DIRECTION
Each record needs to be echoed exactly; can you do that?

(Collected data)
* START *

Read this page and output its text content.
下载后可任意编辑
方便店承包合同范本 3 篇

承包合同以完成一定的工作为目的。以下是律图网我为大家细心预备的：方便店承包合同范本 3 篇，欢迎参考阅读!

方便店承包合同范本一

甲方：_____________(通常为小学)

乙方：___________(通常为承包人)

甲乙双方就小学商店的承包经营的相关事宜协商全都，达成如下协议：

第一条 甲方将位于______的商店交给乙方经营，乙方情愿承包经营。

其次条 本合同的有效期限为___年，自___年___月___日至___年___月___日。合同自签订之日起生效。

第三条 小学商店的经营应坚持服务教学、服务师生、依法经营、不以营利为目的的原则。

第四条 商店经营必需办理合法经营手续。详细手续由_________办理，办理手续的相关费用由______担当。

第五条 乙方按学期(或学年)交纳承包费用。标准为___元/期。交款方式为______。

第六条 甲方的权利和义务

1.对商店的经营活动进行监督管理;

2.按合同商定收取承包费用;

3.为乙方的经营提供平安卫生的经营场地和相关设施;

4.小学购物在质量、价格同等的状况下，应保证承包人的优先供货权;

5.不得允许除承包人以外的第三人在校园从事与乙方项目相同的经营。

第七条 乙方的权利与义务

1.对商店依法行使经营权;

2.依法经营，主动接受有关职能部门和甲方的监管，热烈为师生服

* END *

FINAL ANSWER
Read this page and output its text content.
下载后可任意编辑
方便店承包合同范本 3 篇

承包合同以完成一定的工作为目的。以下是律图网我为大家细心预备的：方便店承包合同范本 3 篇，欢迎参考阅读!

方便店承包合同范本一

甲方：_____________(通常为小学)

乙方：___________(通常为承包人)

甲乙双方就小学商店的承包经营的相关事宜协商全都，达成如下协议：

第一条 甲方将位于______的商店交给乙方经营，乙方情愿承包经营。

其次条 本合同的有效期限为___年，自___年___月___日至___年___月___日。合同自签订之日起生效。

第三条 小学商店的经营应坚持服务教学、服务师生、依法经营、不以营利为目的的原则。

第四条 商店经营必需办理合法经营手续。详细手续由_________办理，办理手续的相关费用由______担当。

第五条 乙方按学期(或学年)交纳承包费用。标准为___元/期。交款方式为______。

第六条 甲方的权利和义务

1.对商店的经营活动进行监督管理;

2.按合同商定收取承包费用;

3.为乙方的经营提供平安卫生的经营场地和相关设施;

4.小学购物在质量、价格同等的状况下，应保证承包人的优先供货权;

5.不得允许除承包人以外的第三人在校园从事与乙方项目相同的经营。

第七条 乙方的权利与义务

1.对商店依法行使经营权;

2.依法经营，主动接受有关职能部门和甲方的监管，热烈为师生服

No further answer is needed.